-- Dataset entries --
----
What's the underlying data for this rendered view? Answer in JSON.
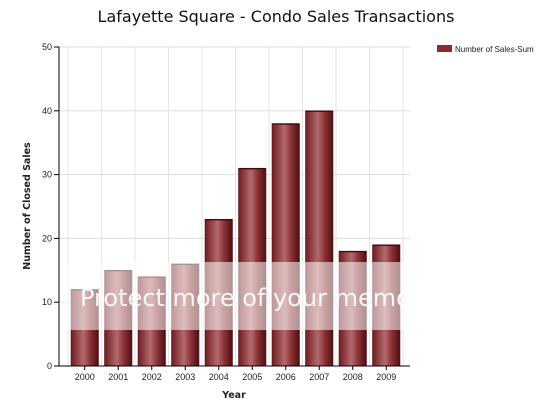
{
  "chart_data": {
    "type": "bar",
    "title": "Lafayette Square - Condo Sales Transactions",
    "xlabel": "Year",
    "ylabel": "Number of Closed Sales",
    "categories": [
      "2000",
      "2001",
      "2002",
      "2003",
      "2004",
      "2005",
      "2006",
      "2007",
      "2008",
      "2009"
    ],
    "series": [
      {
        "name": "Number of Sales-Sum",
        "values": [
          12,
          15,
          14,
          16,
          23,
          31,
          38,
          40,
          18,
          19
        ],
        "color": "#8b2b2e"
      }
    ],
    "ylim": [
      0,
      50
    ],
    "yticks": [
      0,
      10,
      20,
      30,
      40,
      50
    ],
    "grid": true,
    "legend_position": "top-right"
  },
  "watermark": {
    "text": "Protect more of your memories"
  }
}
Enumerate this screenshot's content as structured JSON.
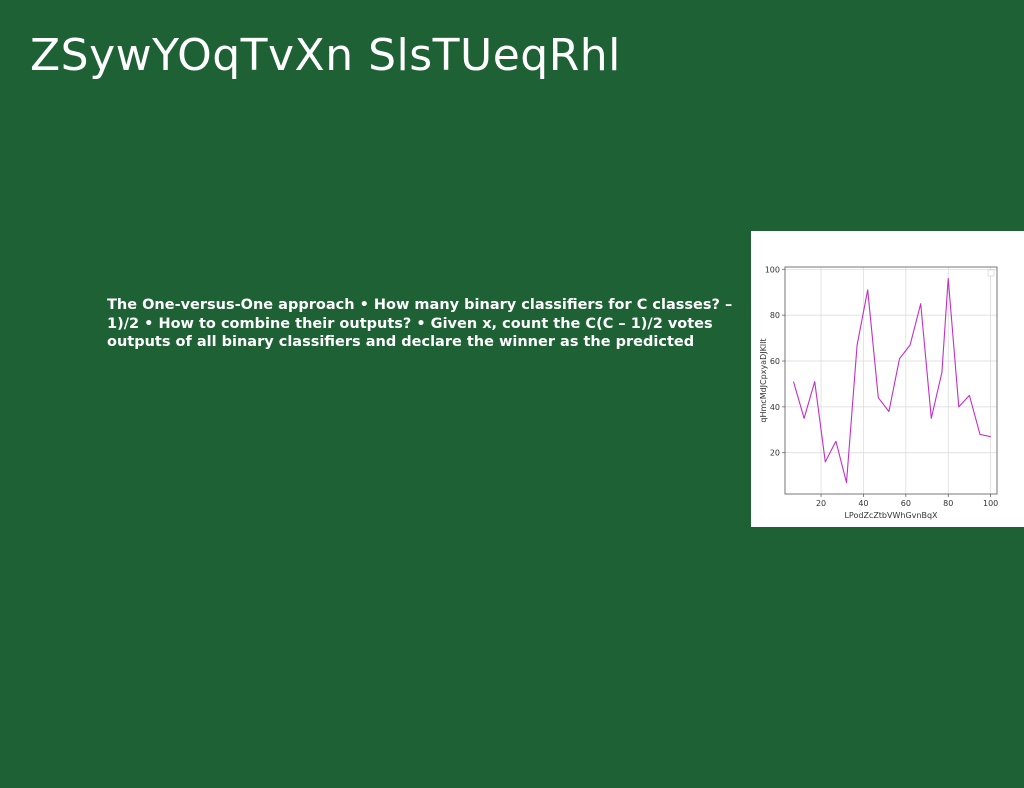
{
  "slide": {
    "title": "ZSywYOqTvXn SlsTUeqRhl",
    "body": "The One-versus-One approach • How many binary classifiers for C classes? – 1)/2 • How to combine their outputs? • Given x, count the C(C – 1)/2 votes outputs of all binary classifiers and declare the winner as the predicted"
  },
  "colors": {
    "background": "#1e6135",
    "line": "#c030c8",
    "grid": "#d8d8d8"
  },
  "chart_data": {
    "type": "line",
    "xlabel": "LPodZcZtbVWhGvnBqX",
    "ylabel": "qHmcMdJCpxyaDJKlIt",
    "xlim": [
      3,
      103
    ],
    "ylim": [
      2,
      101
    ],
    "xticks": [
      20,
      40,
      60,
      80,
      100
    ],
    "yticks": [
      20,
      40,
      60,
      80,
      100
    ],
    "grid": true,
    "series": [
      {
        "x": [
          7,
          12,
          17,
          22,
          27,
          32,
          37,
          42,
          47,
          52,
          57,
          62,
          67,
          72,
          77,
          80,
          85,
          90,
          95,
          100
        ],
        "y": [
          51,
          35,
          51,
          16,
          25,
          7,
          67,
          91,
          44,
          38,
          61,
          67,
          85,
          35,
          55,
          96,
          40,
          45,
          28,
          27
        ]
      }
    ]
  }
}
----
In your copy of the listing above, reproduce each line exactly and omit all pictures.

-- Correct result --
What's the underlying data for this rendered view? Answer in JSON.
{
  "chart_data": {
    "type": "bar",
    "title": "Lafayette Square - Condo Sales Transactions",
    "xlabel": "Year",
    "ylabel": "Number of Closed Sales",
    "categories": [
      "2000",
      "2001",
      "2002",
      "2003",
      "2004",
      "2005",
      "2006",
      "2007",
      "2008",
      "2009"
    ],
    "series": [
      {
        "name": "Number of Sales-Sum",
        "values": [
          12,
          15,
          14,
          16,
          23,
          31,
          38,
          40,
          18,
          19
        ],
        "color": "#8b2b2e"
      }
    ],
    "ylim": [
      0,
      50
    ],
    "yticks": [
      0,
      10,
      20,
      30,
      40,
      50
    ],
    "grid": true,
    "legend_position": "top-right"
  },
  "watermark": {
    "text": "Protect more of your memories"
  }
}
Enumerate this screenshot's content as structured JSON.
{
  "slide": {
    "title": "ZSywYOqTvXn SlsTUeqRhl",
    "body": "The One-versus-One approach • How many binary classifiers for C classes? – 1)/2 • How to combine their outputs? • Given x, count the C(C – 1)/2 votes outputs of all binary classifiers and declare the winner as the predicted"
  },
  "colors": {
    "background": "#1e6135",
    "line": "#c030c8",
    "grid": "#d8d8d8"
  },
  "chart_data": {
    "type": "line",
    "xlabel": "LPodZcZtbVWhGvnBqX",
    "ylabel": "qHmcMdJCpxyaDJKlIt",
    "xlim": [
      3,
      103
    ],
    "ylim": [
      2,
      101
    ],
    "xticks": [
      20,
      40,
      60,
      80,
      100
    ],
    "yticks": [
      20,
      40,
      60,
      80,
      100
    ],
    "grid": true,
    "series": [
      {
        "x": [
          7,
          12,
          17,
          22,
          27,
          32,
          37,
          42,
          47,
          52,
          57,
          62,
          67,
          72,
          77,
          80,
          85,
          90,
          95,
          100
        ],
        "y": [
          51,
          35,
          51,
          16,
          25,
          7,
          67,
          91,
          44,
          38,
          61,
          67,
          85,
          35,
          55,
          96,
          40,
          45,
          28,
          27
        ]
      }
    ]
  }
}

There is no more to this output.